WHAT TO WORK ON
Select and copy out every line in the records containing "Litwy".

THE RECORDS
------------------------------------

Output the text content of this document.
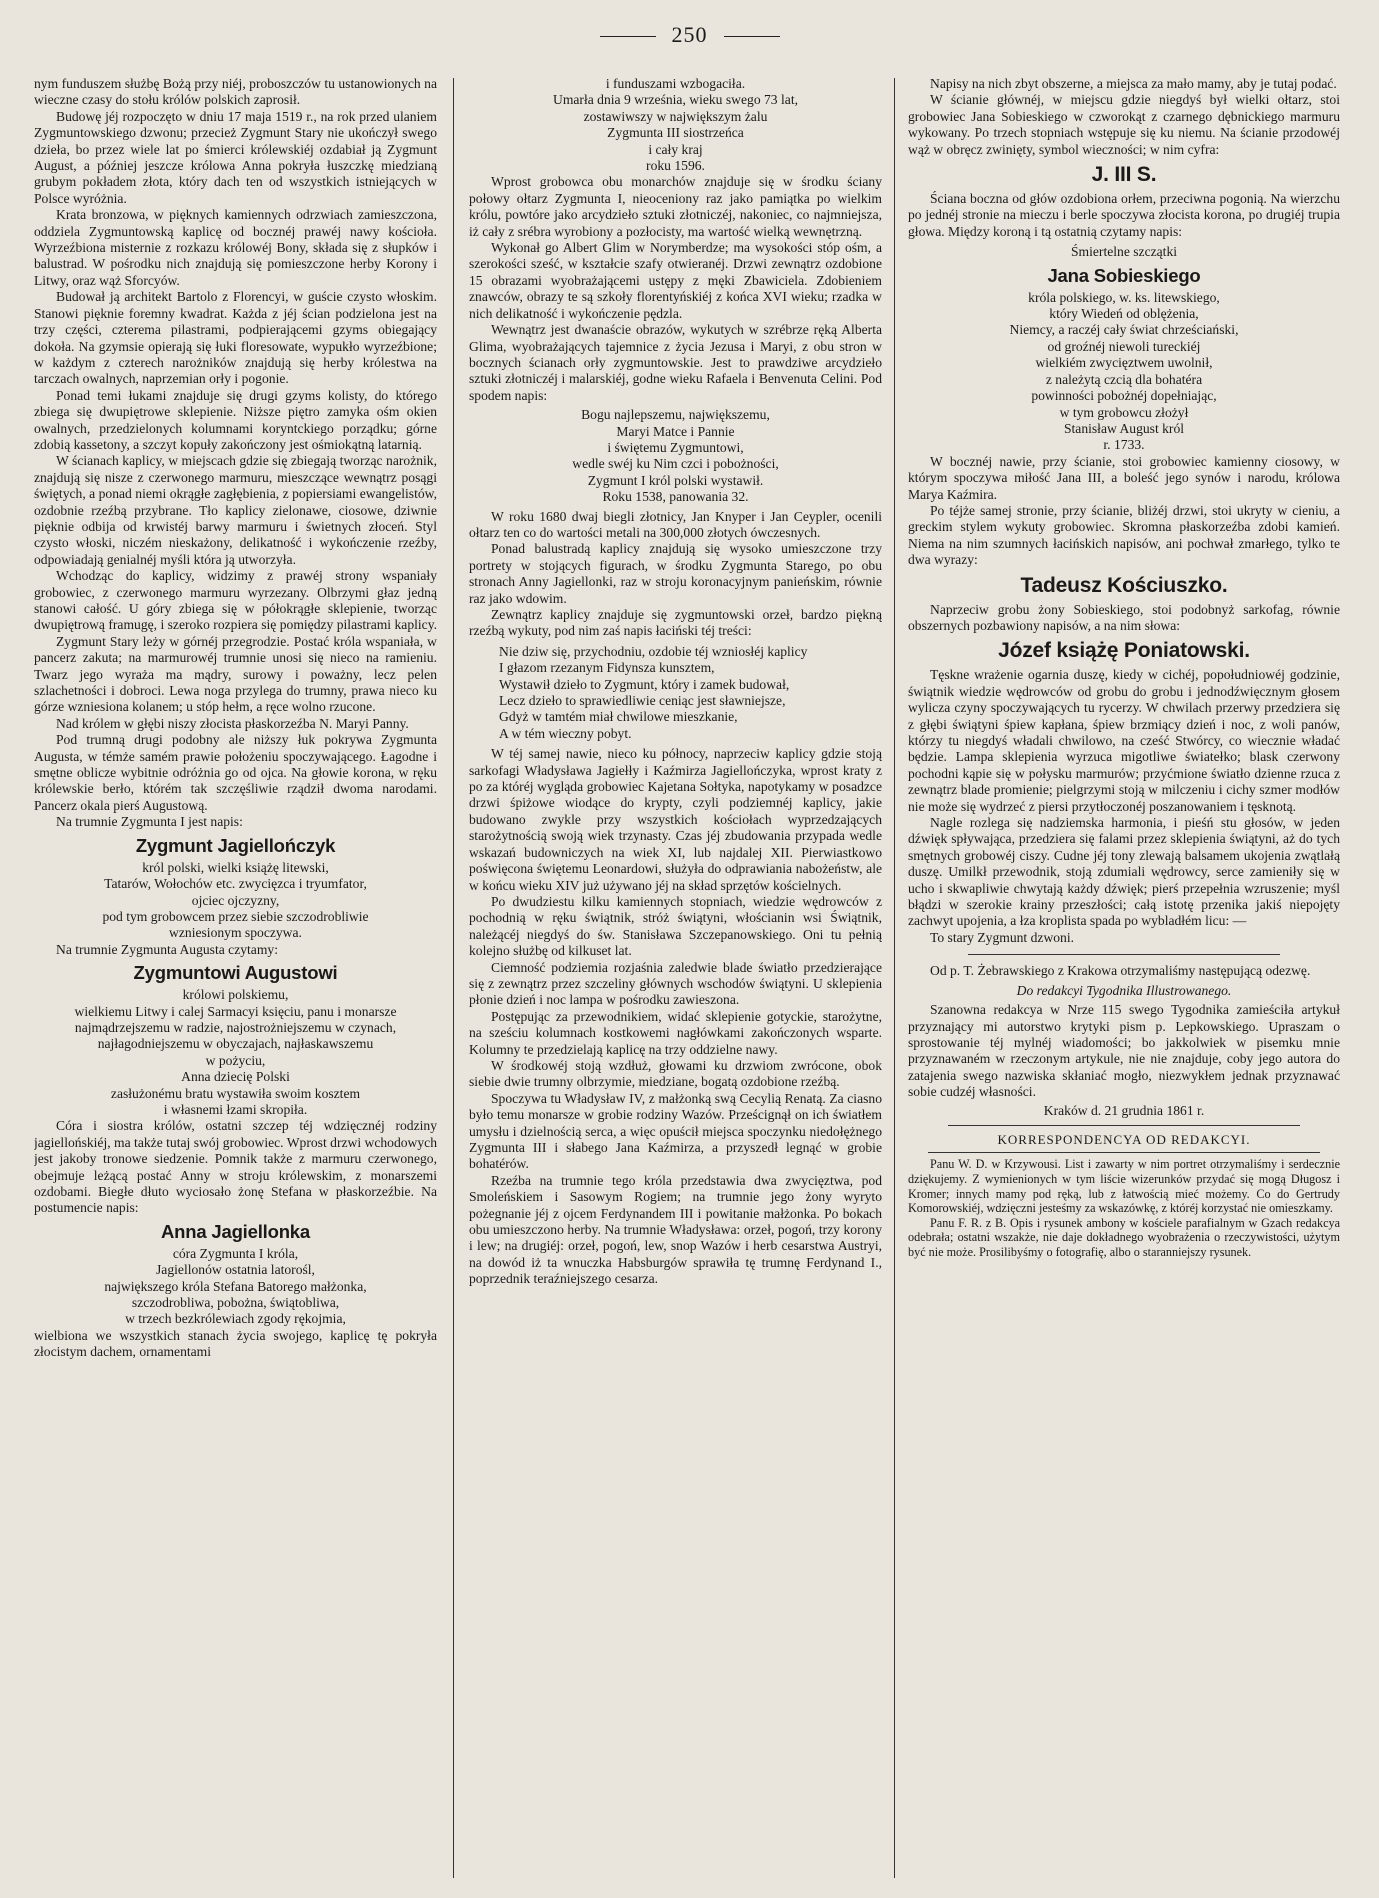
250

nym funduszem służbę Bożą przy niéj, proboszczów tu ustanowionych na wieczne czasy do stołu królów polskich zaprosił.

Budowę jéj rozpoczęto w dniu 17 maja 1519 r., na rok przed ulaniem Zygmuntowskiego dzwonu; przecież Zygmunt Stary nie ukończył swego dzieła, bo przez wiele lat po śmierci królewskiéj ozdabiał ją Zygmunt August, a później jeszcze królowa Anna pokryła łuszczkę miedzianą grubym pokładem złota, który dach ten od wszystkich istniejących w Polsce wyróżnia.

Krata bronzowa, w pięknych kamiennych odrzwiach zamieszczona, oddziela Zygmuntowską kaplicę od bocznéj prawéj nawy kościoła. Wyrzeźbiona misternie z rozkazu królowéj Bony, składa się z słupków i balustrad. W pośrodku nich znajdują się pomieszczone herby Korony i Litwy, oraz wąż Sforcyów.

Budował ją architekt Bartolo z Florencyi, w guście czysto włoskim. Stanowi pięknie foremny kwadrat. Każda z jéj ścian podzielona jest na trzy części, czterema pilastrami, podpierającemi gzyms obiegający dokoła. Na gzymsie opierają się łuki floresowate, wypukło wyrzeźbione; w każdym z czterech narożników znajdują się herby królestwa na tarczach owalnych, naprzemian orły i pogonie.

Ponad temi łukami znajduje się drugi gzyms kolisty, do którego zbiega się dwupiętrowe sklepienie. Niższe piętro zamyka ośm okien owalnych, przedzielonych kolumnami koryntckiego porządku; górne zdobią kassetony, a szczyt kopuły zakończony jest ośmiokątną latarnią.

W ścianach kaplicy, w miejscach gdzie się zbiegają tworząc narożnik, znajdują się nisze z czerwonego marmuru, mieszczące wewnątrz posągi świętych, a ponad niemi okrągłe zagłębienia, z popiersiami ewangelistów, ozdobnie rzeźbą przybrane. Tło kaplicy zielonawe, ciosowe, dziwnie pięknie odbija od krwistéj barwy marmuru i świetnych złoceń. Styl czysto włoski, niczém nieskażony, delikatność i wykończenie rzeźby, odpowiadają genialnéj myśli która ją utworzyła.

Wchodząc do kaplicy, widzimy z prawéj strony wspaniały grobowiec, z czerwonego marmuru wyrzezany. Olbrzymi głaz jedną stanowi całość. U góry zbiega się w półokrągłe sklepienie, tworząc dwupiętrową framugę, i szeroko rozpiera się pomiędzy pilastrami kaplicy.

Zygmunt Stary leży w górnéj przegrodzie. Postać króla wspaniała, w pancerz zakuta; na marmurowéj trumnie unosi się nieco na ramieniu. Twarz jego wyraża ma mądry, surowy i poważny, lecz pelen szlachetności i dobroci. Lewa noga przylega do trumny, prawa nieco ku górze wzniesiona kolanem; u stóp hełm, a ręce wolno rzucone.

Nad królem w głębi niszy złocista płaskorzeźba N. Maryi Panny.

Pod trumną drugi podobny ale niższy łuk pokrywa Zygmunta Augusta, w témże samém prawie położeniu spoczywającego. Łagodne i smętne oblicze wybitnie odróżnia go od ojca. Na głowie korona, w ręku królewskie berło, którém tak szczęśliwie rządził dwoma narodami. Pancerz okala pierś Augustową.

Na trumnie Zygmunta I jest napis:

Zygmunt Jagiellończyk
król polski, wielki książę litewski,
Tatarów, Wołochów etc. zwycięzca i tryumfator,
ojciec ojczyzny,
pod tym grobowcem przez siebie szczodrobliwie
wzniesionym spoczywa.

Na trumnie Zygmunta Augusta czytamy:

Zygmuntowi Augustowi
królowi polskiemu,
wielkiemu Litwy i calej Sarmacyi księciu, panu i monarsze
najmądrzejszemu w radzie, najostrożniejszemu w czynach,
najłagodniejszemu w obyczajach, najłaskawszemu
w pożyciu,
Anna dziecię Polski
zasłużonému bratu wystawiła swoim kosztem
i własnemi łzami skropiła.

Córa i siostra królów, ostatni szczep téj wdzięcznéj rodziny jagiellońskiéj, ma także tutaj swój grobowiec. Wprost drzwi wchodowych jest jakoby tronowe siedzenie. Pomnik także z marmuru czerwonego, obejmuje leżącą postać Anny w stroju królewskim, z monarszemi ozdobami. Biegłe dłuto wyciosało żonę Stefana w płaskorzeźbie. Na postumencie napis:

Anna Jagiellonka
córa Zygmunta I króla,
Jagiellonów ostatnia latorośl,
największego króla Stefana Batorego małżonka,
szczodrobliwa, pobożna, świątobliwa,
w trzech bezkrólewiach zgody rękojmia,

wielbiona we wszystkich stanach życia swojego, kaplicę tę pokryła złocistym dachem, ornamentami

i funduszami wzbogaciła.
Umarła dnia 9 września, wieku swego 73 lat,
zostawiwszy w największym żalu
Zygmunta III siostrzeńca
i cały kraj
roku 1596.

Wprost grobowca obu monarchów znajduje się w środku ściany połowy ołtarz Zygmunta I, nieoceniony raz jako pamiątka po wielkim królu, powtóre jako arcydzieło sztuki złotniczéj, nakoniec, co najmniejsza, iż cały z srébra wyrobiony a pozłocisty, ma wartość wielką wewnętrzną.

Wykonał go Albert Glim w Norymberdze; ma wysokości stóp ośm, a szerokości sześć, w kształcie szafy otwieranéj. Drzwi zewnątrz ozdobione 15 obrazami wyobrażającemi ustępy z męki Zbawiciela. Zdobieniem znawców, obrazy te są szkoły florentyńskiéj z końca XVI wieku; rzadka w nich delikatność i wykończenie pędzla.

Wewnątrz jest dwanaście obrazów, wykutych w szrébrze ręką Alberta Glima, wyobrażających tajemnice z życia Jezusa i Maryi, z obu stron w bocznych ścianach orły zygmuntowskie. Jest to prawdziwe arcydzieło sztuki złotniczéj i malarskiéj, godne wieku Rafaela i Benvenuta Celini. Pod spodem napis:

Bogu najlepszemu, największemu,
Maryi Matce i Pannie
i świętemu Zygmuntowi,
wedle swéj ku Nim czci i pobożności,
Zygmunt I król polski wystawił.
Roku 1538, panowania 32.

W roku 1680 dwaj biegli złotnicy, Jan Knyper i Jan Ceypler, ocenili ołtarz ten co do wartości metali na 300,000 złotych ówczesnych.

Ponad balustradą kaplicy znajdują się wysoko umieszczone trzy portrety w stojących figurach, w środku Zygmunta Starego, po obu stronach Anny Jagiellonki, raz w stroju koronacyjnym panieńskim, równie raz jako wdowim.

Zewnątrz kaplicy znajduje się zygmuntowski orzeł, bardzo piękną rzeźbą wykuty, pod nim zaś napis łaciński téj treści:

Nie dziw się, przychodniu, ozdobie téj wzniosłéj kaplicy
I głazom rzezanym Fidynsza kunsztem,
Wystawił dzieło to Zygmunt, który i zamek budował,
Lecz dzieło to sprawiedliwie ceniąc jest sławniejsze,
Gdyż w tamtém miał chwilowe mieszkanie,
A w tém wieczny pobyt.

W téj samej nawie, nieco ku północy, naprzeciw kaplicy gdzie stoją sarkofagi Władysława Jagiełły i Kaźmirza Jagiellończyka, wprost kraty z po za któréj wygląda grobowiec Kajetana Sołtyka, napotykamy w posadzce drzwi śpiżowe wiodące do krypty, czyli podziemnéj kaplicy, jakie budowano zwykle przy wszystkich kościołach wyprzedzających starożytnością swoją wiek trzynasty. Czas jéj zbudowania przypada wedle wskazań budowniczych na wiek XI, lub najdalej XII. Pierwiastkowo poświęcona świętemu Leonardowi, służyła do odprawiania nabożeństw, ale w końcu wieku XIV już używano jéj na skład sprzętów kościelnych.

Po dwudziestu kilku kamiennych stopniach, wiedzie wędrowców z pochodnią w ręku świątnik, stróż świątyni, włościanin wsi Świątnik, należącéj niegdyś do św. Stanisława Szczepanowskiego. Oni tu pełnią kolejno służbę od kilkuset lat.

Ciemność podziemia rozjaśnia zaledwie blade światło przedzierające się z zewnątrz przez szczeliny głównych wschodów świątyni. U sklepienia płonie dzień i noc lampa w pośrodku zawieszona.

Postępując za przewodnikiem, widać sklepienie gotyckie, starożytne, na sześciu kolumnach kostkowemi nagłówkami zakończonych wsparte. Kolumny te przedzielają kaplicę na trzy oddzielne nawy.

W środkowéj stoją wzdłuż, głowami ku drzwiom zwrócone, obok siebie dwie trumny olbrzymie, miedziane, bogatą ozdobione rzeźbą.

Spoczywa tu Władysław IV, z małżonką swą Cecylią Renatą. Za ciasno było temu monarsze w grobie rodziny Wazów. Prześcignął on ich światłem umysłu i dzielnością serca, a więc opuścił miejsca spoczynku niedołężnego Zygmunta III i słabego Jana Kaźmirza, a przyszedł legnąć w grobie bohatérów.

Rzeźba na trumnie tego króla przedstawia dwa zwycięztwa, pod Smoleńskiem i Sasowym Rogiem; na trumnie jego żony wyryto pożegnanie jéj z ojcem Ferdynandem III i powitanie małżonka. Po bokach obu umieszczono herby. Na trumnie Władysława: orzeł, pogoń, trzy korony i lew; na drugiéj: orzeł, pogoń, lew, snop Wazów i herb cesarstwa Austryi, na dowód iż ta wnuczka Habsburgów sprawiła tę trumnę Ferdynand I., poprzednik teraźniejszego cesarza.

Napisy na nich zbyt obszerne, a miejsca za mało mamy, aby je tutaj podać.

W ścianie głównéj, w miejscu gdzie niegdyś był wielki ołtarz, stoi grobowiec Jana Sobieskiego w czworokąt z czarnego dębnickiego marmuru wykowany. Po trzech stopniach wstępuje się ku niemu. Na ścianie przodowéj wąż w obręcz zwinięty, symbol wieczności; w nim cyfra:

J. III S.

Ściana boczna od głów ozdobiona orłem, przeciwna pogonią. Na wierzchu po jednéj stronie na mieczu i berle spoczywa złocista korona, po drugiéj trupia głowa. Między koroną i tą ostatnią czytamy napis:

Śmiertelne szczątki
Jana Sobieskiego
króla polskiego, w. ks. litewskiego,
który Wiedeń od oblężenia,
Niemcy, a raczéj cały świat chrześciański,
od groźnéj niewoli tureckiéj
wielkiém zwycięztwem uwolnił,
z należytą czcią dla bohatéra
powinności pobożnéj dopełniając,
w tym grobowcu złożył
Stanisław August król
r. 1733.

W bocznéj nawie, przy ścianie, stoi grobowiec kamienny ciosowy, w którym spoczywa miłość Jana III, a boleść jego synów i narodu, królowa Marya Kaźmira.

Po téjże samej stronie, przy ścianie, bliżéj drzwi, stoi ukryty w cieniu, a greckim stylem wykuty grobowiec. Skromna płaskorzeźba zdobi kamień. Niema na nim szumnych łacińskich napisów, ani pochwał zmarłego, tylko te dwa wyrazy:

Tadeusz Kościuszko.

Naprzeciw grobu żony Sobieskiego, stoi podobnyż sarkofag, równie obszernych pozbawiony napisów, a na nim słowa:

Józef książę Poniatowski.

Tęskne wrażenie ogarnia duszę, kiedy w cichéj, popołudniowéj godzinie, świątnik wiedzie wędrowców od grobu do grobu i jednodźwięcznym głosem wylicza czyny spoczywających tu rycerzy. W chwilach przerwy przedziera się z głębi świątyni śpiew kapłana, śpiew brzmiący dzień i noc, z woli panów, którzy tu niegdyś władali chwilowo, na cześć Stwórcy, co wiecznie władać będzie. Lampa sklepienia wyrzuca migotliwe światełko; blask czerwony pochodni kąpie się w połysku marmurów; przyćmione światło dzienne rzuca z zewnątrz blade promienie; pielgrzymi stoją w milczeniu i cichy szmer modłów nie może się wydrzeć z piersi przytłoczonéj poszanowaniem i tęsknotą.

Nagle rozlega się nadziemska harmonia, i pieśń stu głosów, w jeden dźwięk spływająca, przedziera się falami przez sklepienia świątyni, aż do tych smętnych grobowéj ciszy. Cudne jéj tony zlewają balsamem ukojenia zwątlałą duszę. Umilkł przewodnik, stoją zdumiali wędrowcy, serce zamieniły się w ucho i skwapliwie chwytają każdy dźwięk; pierś przepełnia wzruszenie; myśl błądzi w szerokie krainy przeszłości; całą istotę przenika jakiś niepojęty zachwyt upojenia, a łza kroplista spada po wybladłém licu: —

To stary Zygmunt dzwoni.

Od p. T. Żebrawskiego z Krakowa otrzymaliśmy następującą odezwę.

Do redakcyi Tygodnika Illustrowanego.

Szanowna redakcya w Nrze 115 swego Tygodnika zamieściła artykuł przyznający mi autorstwo krytyki pism p. Lepkowskiego. Upraszam o sprostowanie téj mylnéj wiadomości; bo jakkolwiek w pisemku mnie przyznawaném w rzeczonym artykule, nie nie znajduje, coby jego autora do zatajenia swego nazwiska skłaniać mogło, niezwykłem jednak przyznawać sobie cudzéj własności.

Kraków d. 21 grudnia 1861 r.
KORRESPONDENCYA OD REDAKCYI.

Panu W. D. w Krzywousi. List i zawarty w nim portret otrzymaliśmy i serdecznie dziękujemy. Z wymienionych w tym liście wizerunków przydać się mogą Długosz i Kromer; innych mamy pod ręką, lub z łatwością mieć możemy. Co do Gertrudy Komorowskiéj, wdzięczni jesteśmy za wskazówkę, z któréj korzystać nie omieszkamy.

Panu F. R. z B. Opis i rysunek ambony w kościele parafialnym w Gzach redakcya odebrała; ostatni wszakże, nie daje dokładnego wyobrażenia o rzeczywistości, użytym być nie może. Prosilibyśmy o fotografię, albo o staranniejszy rysunek.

------------------------------------

TASK OUTPUT
Krata bronzowa, w pięknych kamiennych odrzwiach zamieszczona, oddziela Zygmuntowską kaplicę od bocznéj prawéj nawy kościoła. Wyrzeźbiona misternie z rozkazu królowéj Bony, składa się z słupków i balustrad. W pośrodku nich znajdują się pomieszczone herby Korony i Litwy, oraz wąż Sforcyów.
wielkiemu Litwy i calej Sarmacyi księciu, panu i monarsze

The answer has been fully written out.